**EXERCISE DETAILS**
Copy every line of the records that includes the word "noch".

[RECORDED DATA]

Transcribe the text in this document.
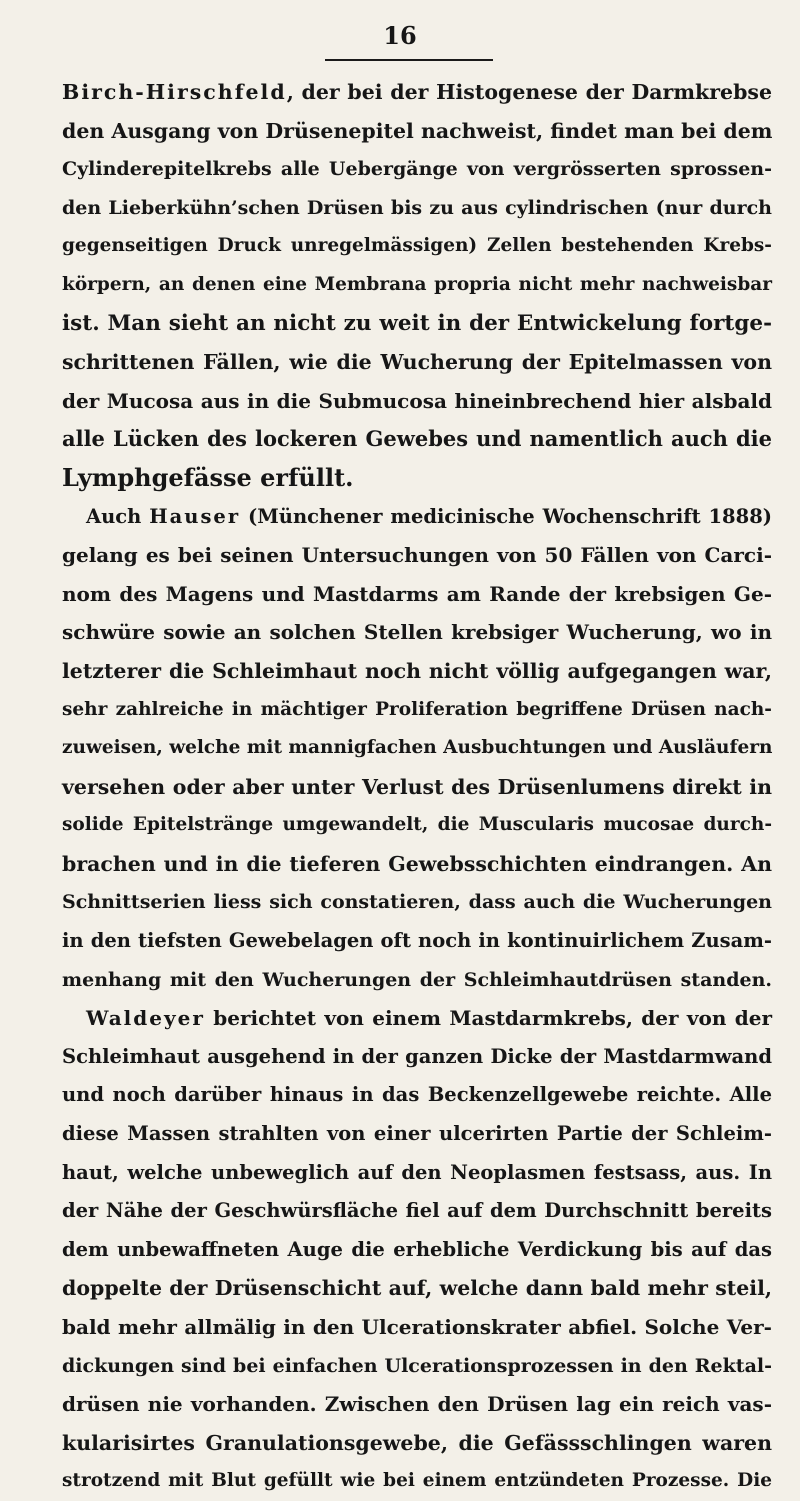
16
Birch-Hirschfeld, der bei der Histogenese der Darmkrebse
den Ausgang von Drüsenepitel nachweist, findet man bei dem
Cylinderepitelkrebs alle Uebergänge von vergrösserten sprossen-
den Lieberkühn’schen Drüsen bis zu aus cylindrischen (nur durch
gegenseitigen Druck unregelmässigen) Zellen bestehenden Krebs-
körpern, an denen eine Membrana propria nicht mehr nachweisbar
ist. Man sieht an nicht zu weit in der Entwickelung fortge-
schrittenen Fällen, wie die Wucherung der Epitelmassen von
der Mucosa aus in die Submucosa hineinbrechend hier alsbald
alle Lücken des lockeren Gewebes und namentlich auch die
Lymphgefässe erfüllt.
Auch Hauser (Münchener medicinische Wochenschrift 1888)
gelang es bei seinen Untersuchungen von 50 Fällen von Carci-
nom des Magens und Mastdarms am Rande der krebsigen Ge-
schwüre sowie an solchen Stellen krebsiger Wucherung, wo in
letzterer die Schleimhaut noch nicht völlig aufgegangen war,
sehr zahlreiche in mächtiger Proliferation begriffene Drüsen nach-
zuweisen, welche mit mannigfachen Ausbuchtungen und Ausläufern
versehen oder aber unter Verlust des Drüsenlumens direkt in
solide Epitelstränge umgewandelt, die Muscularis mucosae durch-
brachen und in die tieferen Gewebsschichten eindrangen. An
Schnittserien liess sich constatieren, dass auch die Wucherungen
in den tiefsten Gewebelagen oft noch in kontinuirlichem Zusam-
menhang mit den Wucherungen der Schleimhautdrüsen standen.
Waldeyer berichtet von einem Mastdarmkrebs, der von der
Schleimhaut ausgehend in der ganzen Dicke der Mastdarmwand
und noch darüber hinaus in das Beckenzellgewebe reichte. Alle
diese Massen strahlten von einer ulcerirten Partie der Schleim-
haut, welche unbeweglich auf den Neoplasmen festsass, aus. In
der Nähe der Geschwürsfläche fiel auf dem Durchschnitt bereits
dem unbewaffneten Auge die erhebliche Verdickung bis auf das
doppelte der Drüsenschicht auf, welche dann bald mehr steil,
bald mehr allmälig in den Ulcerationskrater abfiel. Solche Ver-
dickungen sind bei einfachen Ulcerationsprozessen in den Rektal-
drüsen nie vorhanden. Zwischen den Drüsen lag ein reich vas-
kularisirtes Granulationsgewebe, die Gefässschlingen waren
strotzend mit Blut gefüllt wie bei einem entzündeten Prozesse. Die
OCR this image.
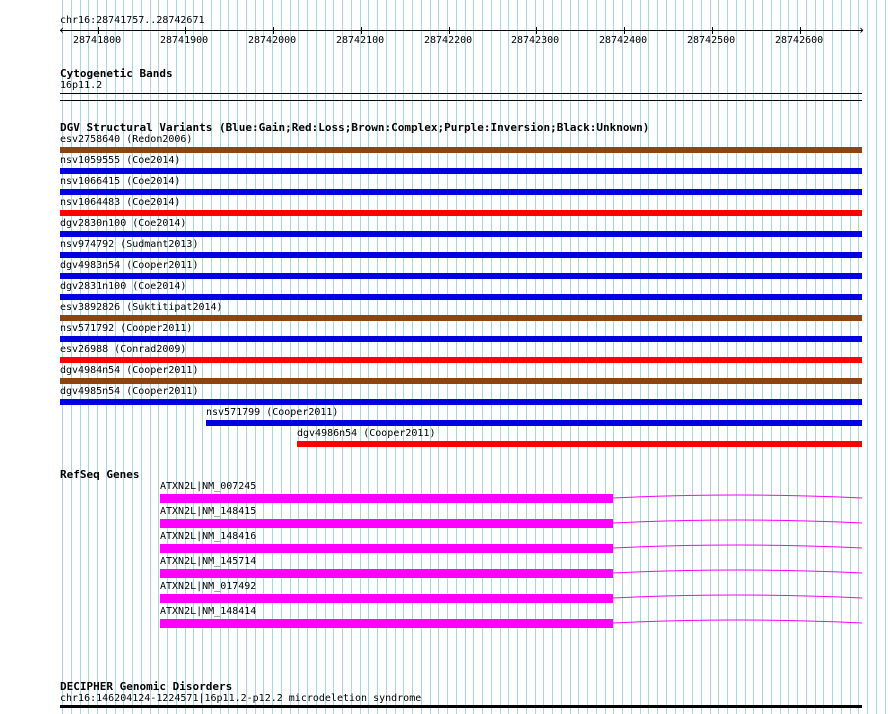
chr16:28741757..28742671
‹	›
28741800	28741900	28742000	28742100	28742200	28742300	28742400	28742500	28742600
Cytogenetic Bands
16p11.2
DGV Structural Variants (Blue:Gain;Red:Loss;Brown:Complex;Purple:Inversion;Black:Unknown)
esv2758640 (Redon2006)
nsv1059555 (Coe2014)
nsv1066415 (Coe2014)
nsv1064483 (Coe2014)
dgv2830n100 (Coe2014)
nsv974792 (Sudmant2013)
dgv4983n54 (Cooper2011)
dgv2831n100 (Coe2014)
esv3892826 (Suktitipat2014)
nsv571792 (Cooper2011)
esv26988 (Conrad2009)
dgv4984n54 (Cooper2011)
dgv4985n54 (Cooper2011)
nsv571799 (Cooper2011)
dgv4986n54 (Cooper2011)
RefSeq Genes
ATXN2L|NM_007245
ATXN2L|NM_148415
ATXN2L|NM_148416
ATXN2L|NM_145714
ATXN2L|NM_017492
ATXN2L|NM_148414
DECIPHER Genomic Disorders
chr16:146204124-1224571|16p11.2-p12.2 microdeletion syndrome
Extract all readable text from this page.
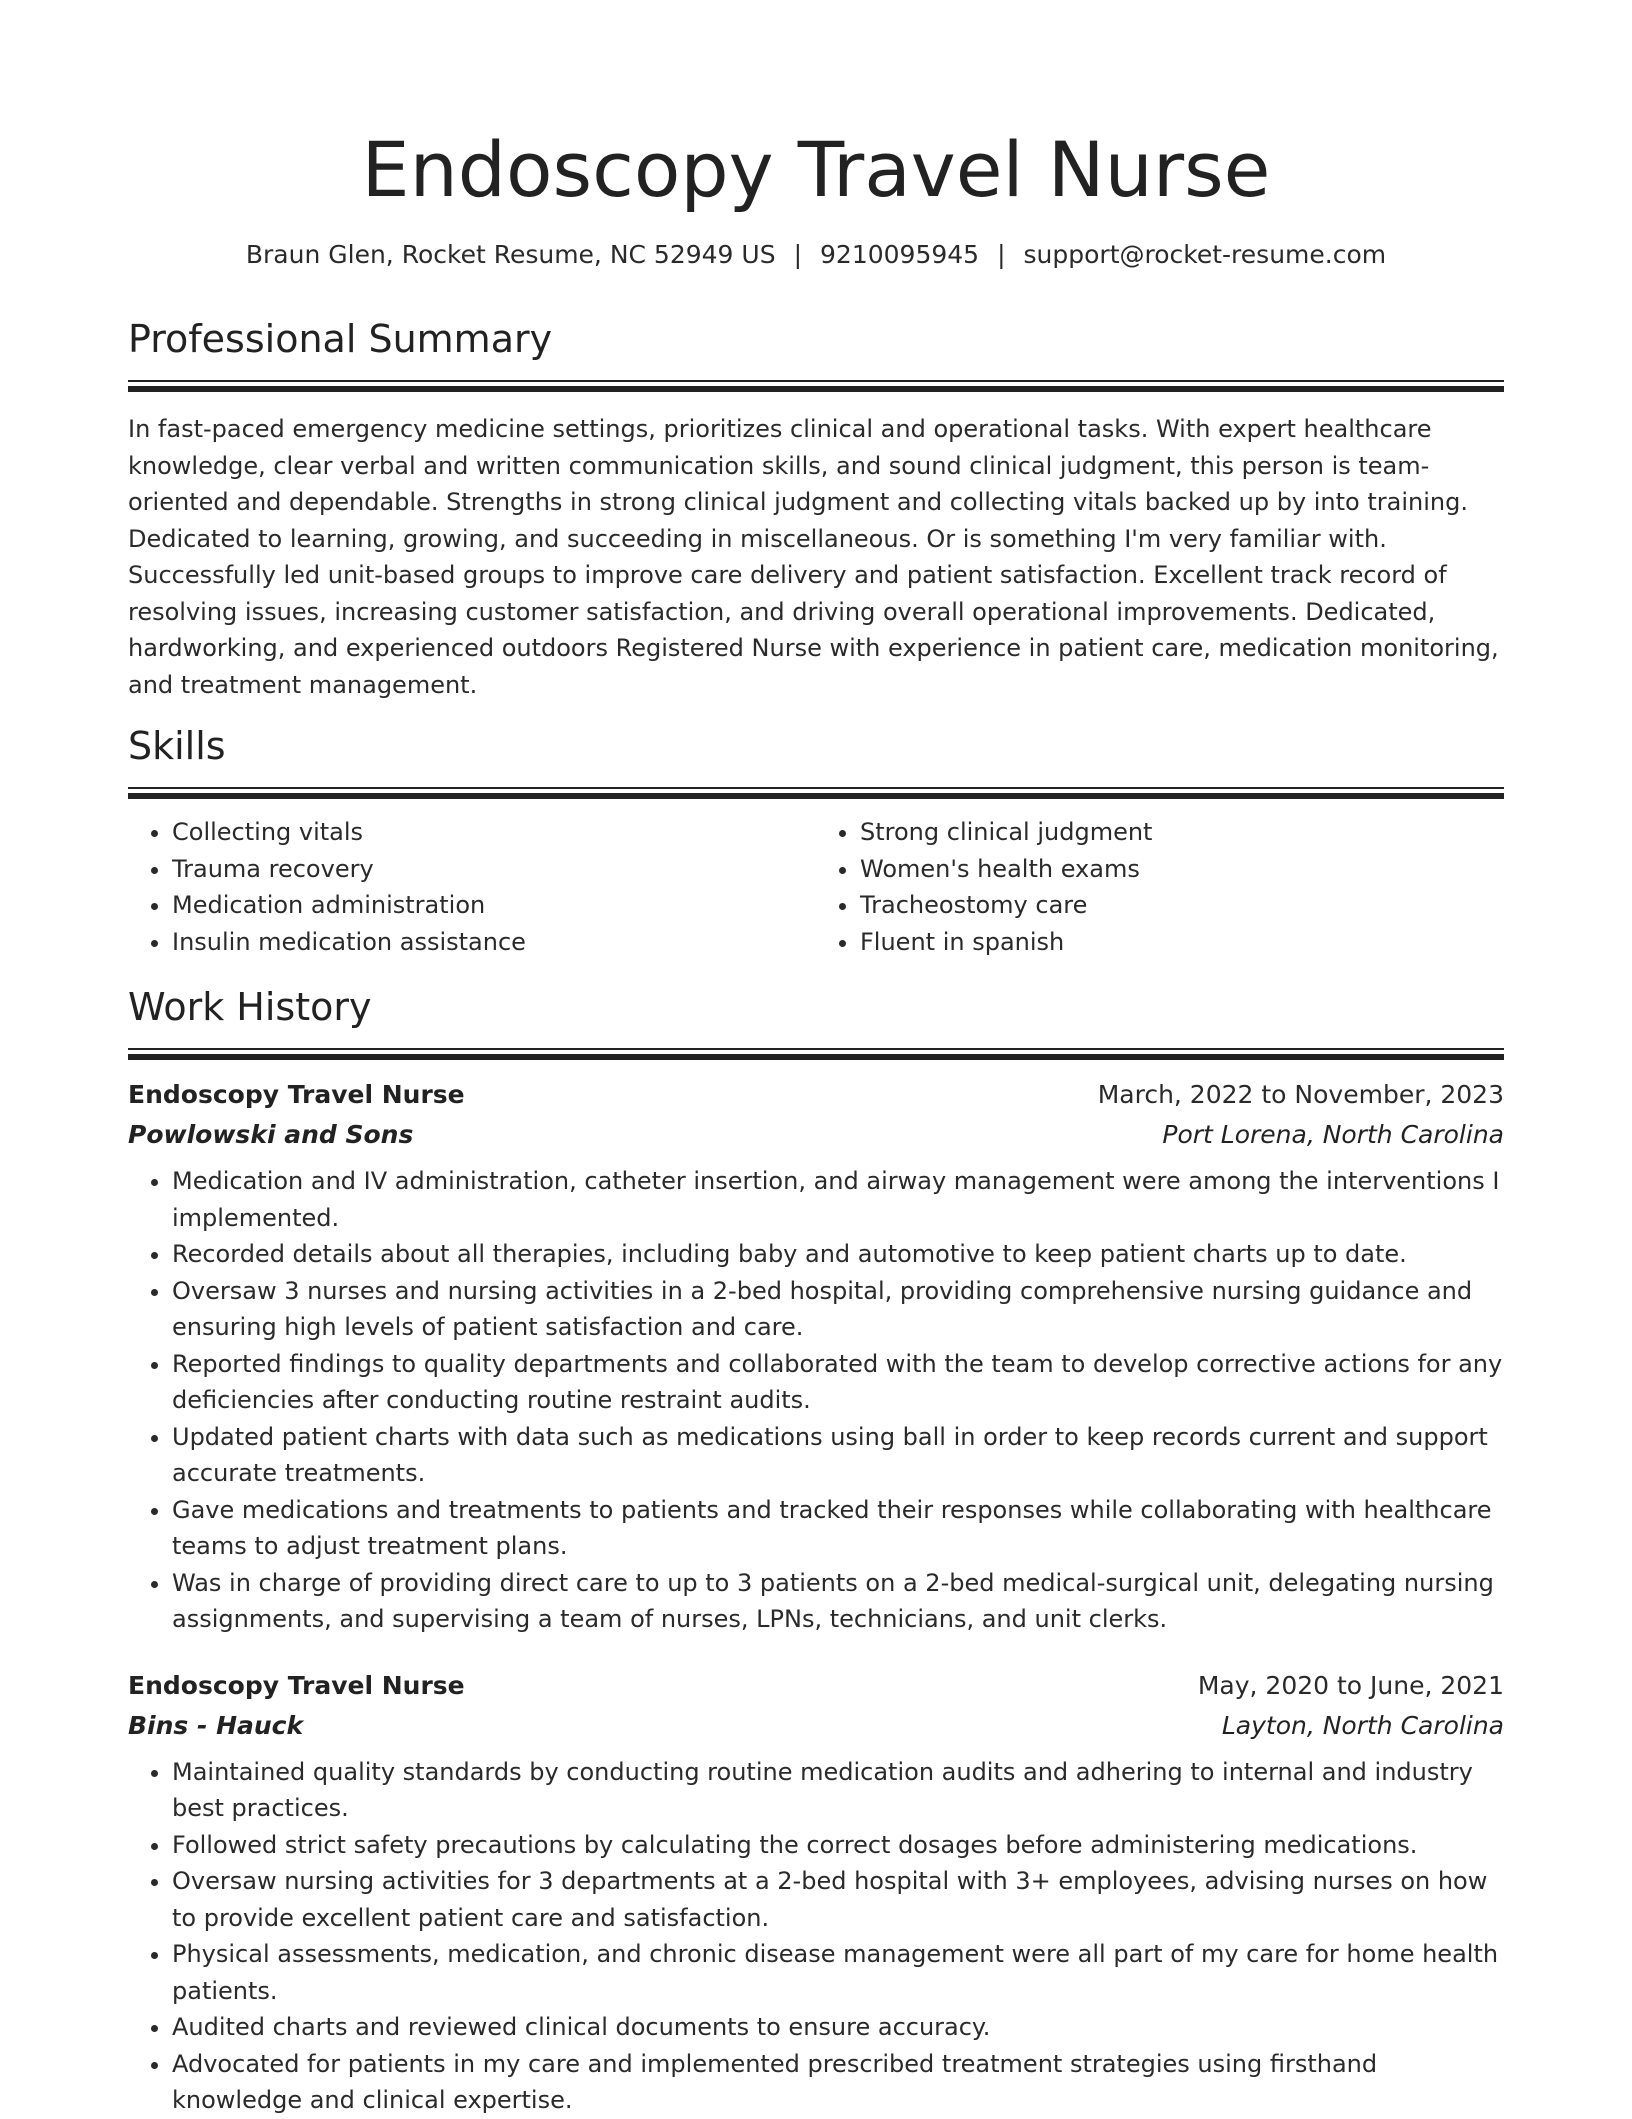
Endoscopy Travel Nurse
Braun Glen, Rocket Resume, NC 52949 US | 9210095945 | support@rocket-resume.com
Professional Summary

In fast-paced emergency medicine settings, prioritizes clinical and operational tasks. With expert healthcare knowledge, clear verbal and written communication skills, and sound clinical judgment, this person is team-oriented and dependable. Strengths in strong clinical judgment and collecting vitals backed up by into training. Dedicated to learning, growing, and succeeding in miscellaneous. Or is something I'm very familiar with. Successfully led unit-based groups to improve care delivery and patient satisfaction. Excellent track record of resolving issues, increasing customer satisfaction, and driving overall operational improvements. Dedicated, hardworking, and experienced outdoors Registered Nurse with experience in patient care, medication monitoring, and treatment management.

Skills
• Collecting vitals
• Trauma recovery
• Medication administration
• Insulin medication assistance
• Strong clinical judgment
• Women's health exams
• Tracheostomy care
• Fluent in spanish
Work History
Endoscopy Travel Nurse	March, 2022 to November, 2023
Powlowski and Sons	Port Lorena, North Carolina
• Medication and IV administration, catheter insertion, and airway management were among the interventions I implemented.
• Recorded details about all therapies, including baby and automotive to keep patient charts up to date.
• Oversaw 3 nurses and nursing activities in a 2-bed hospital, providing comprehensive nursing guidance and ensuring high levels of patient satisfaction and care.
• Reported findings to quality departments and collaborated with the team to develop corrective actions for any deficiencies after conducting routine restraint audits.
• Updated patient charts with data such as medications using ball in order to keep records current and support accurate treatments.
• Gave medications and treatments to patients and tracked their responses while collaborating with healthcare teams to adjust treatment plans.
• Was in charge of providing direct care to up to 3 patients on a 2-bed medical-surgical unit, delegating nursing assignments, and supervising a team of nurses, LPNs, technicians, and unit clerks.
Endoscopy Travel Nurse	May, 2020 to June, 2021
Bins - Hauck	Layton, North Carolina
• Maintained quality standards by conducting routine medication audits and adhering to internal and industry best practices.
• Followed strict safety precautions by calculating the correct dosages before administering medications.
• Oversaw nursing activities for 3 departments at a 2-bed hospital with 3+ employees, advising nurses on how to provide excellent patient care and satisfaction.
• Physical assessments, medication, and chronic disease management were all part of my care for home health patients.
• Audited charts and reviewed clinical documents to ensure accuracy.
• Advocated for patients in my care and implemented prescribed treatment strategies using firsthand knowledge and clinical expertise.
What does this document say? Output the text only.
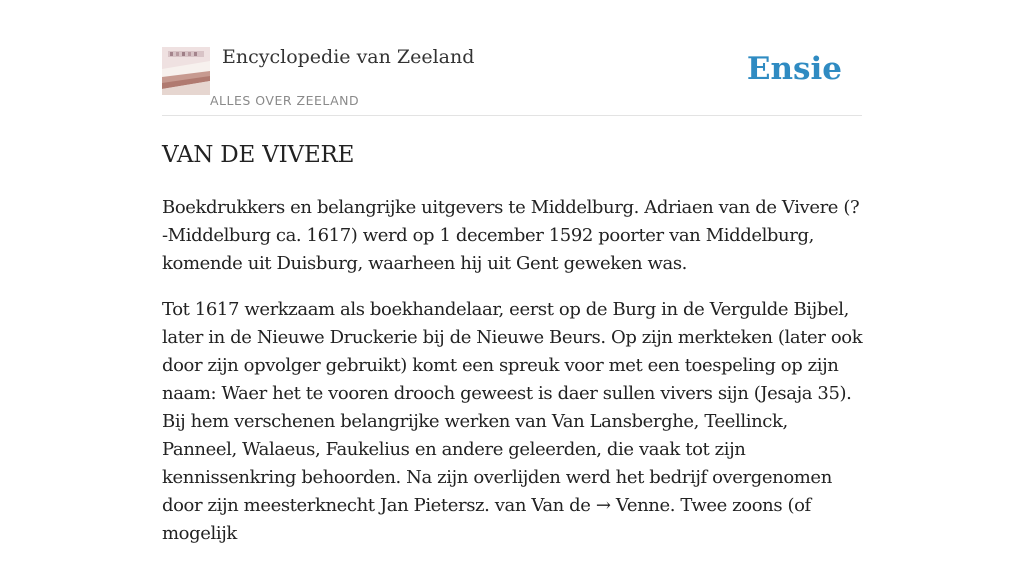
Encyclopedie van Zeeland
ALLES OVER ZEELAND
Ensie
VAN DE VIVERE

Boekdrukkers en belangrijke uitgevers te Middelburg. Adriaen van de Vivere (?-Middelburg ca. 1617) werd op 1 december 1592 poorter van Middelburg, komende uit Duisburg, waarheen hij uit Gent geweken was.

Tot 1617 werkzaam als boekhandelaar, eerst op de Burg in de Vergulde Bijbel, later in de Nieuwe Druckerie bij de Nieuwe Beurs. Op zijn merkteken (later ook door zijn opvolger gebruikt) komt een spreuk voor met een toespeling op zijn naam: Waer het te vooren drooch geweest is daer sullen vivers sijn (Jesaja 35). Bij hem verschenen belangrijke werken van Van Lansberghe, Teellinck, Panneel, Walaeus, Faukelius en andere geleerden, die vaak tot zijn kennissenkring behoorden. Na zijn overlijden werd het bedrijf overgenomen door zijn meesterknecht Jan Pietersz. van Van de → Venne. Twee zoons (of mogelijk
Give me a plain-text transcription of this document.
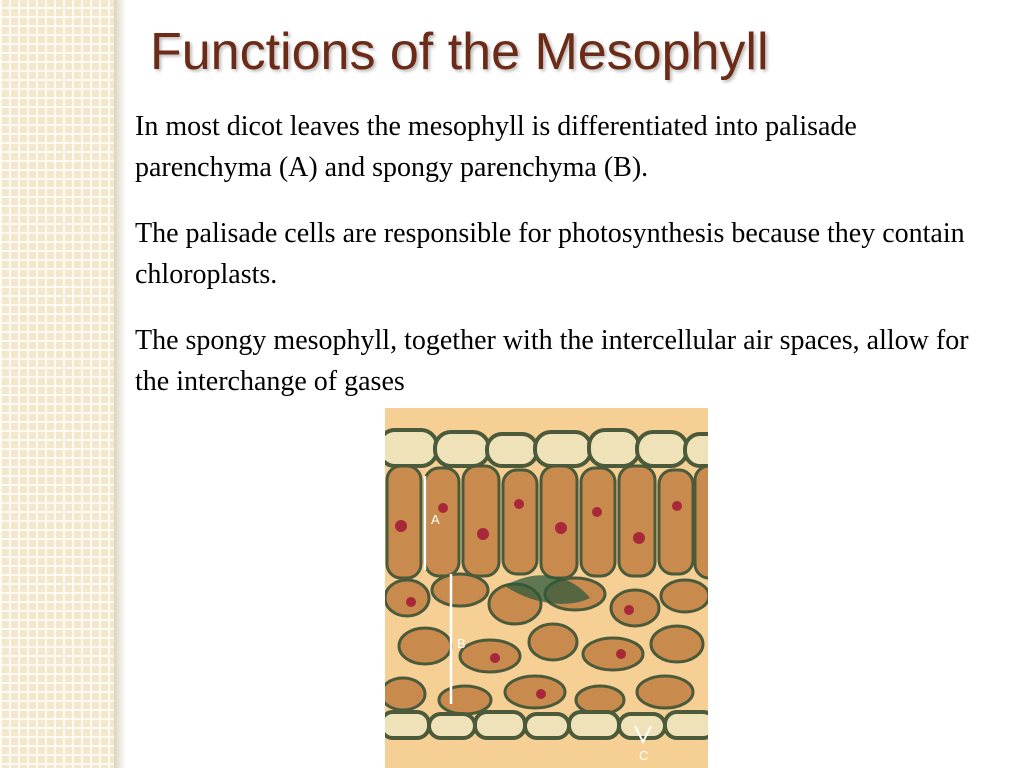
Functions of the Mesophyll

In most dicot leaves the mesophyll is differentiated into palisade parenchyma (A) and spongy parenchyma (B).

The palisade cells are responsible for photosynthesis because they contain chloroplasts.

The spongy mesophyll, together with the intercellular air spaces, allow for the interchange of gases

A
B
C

[/RECORDED DATA]

**SOLUTION**
letzterer die Schleimhaut noch nicht völlig aufgegangen war,
in den tiefsten Gewebelagen oft noch in kontinuirlichem Zusam-
und noch darüber hinaus in das Beckenzellgewebe reichte. Alle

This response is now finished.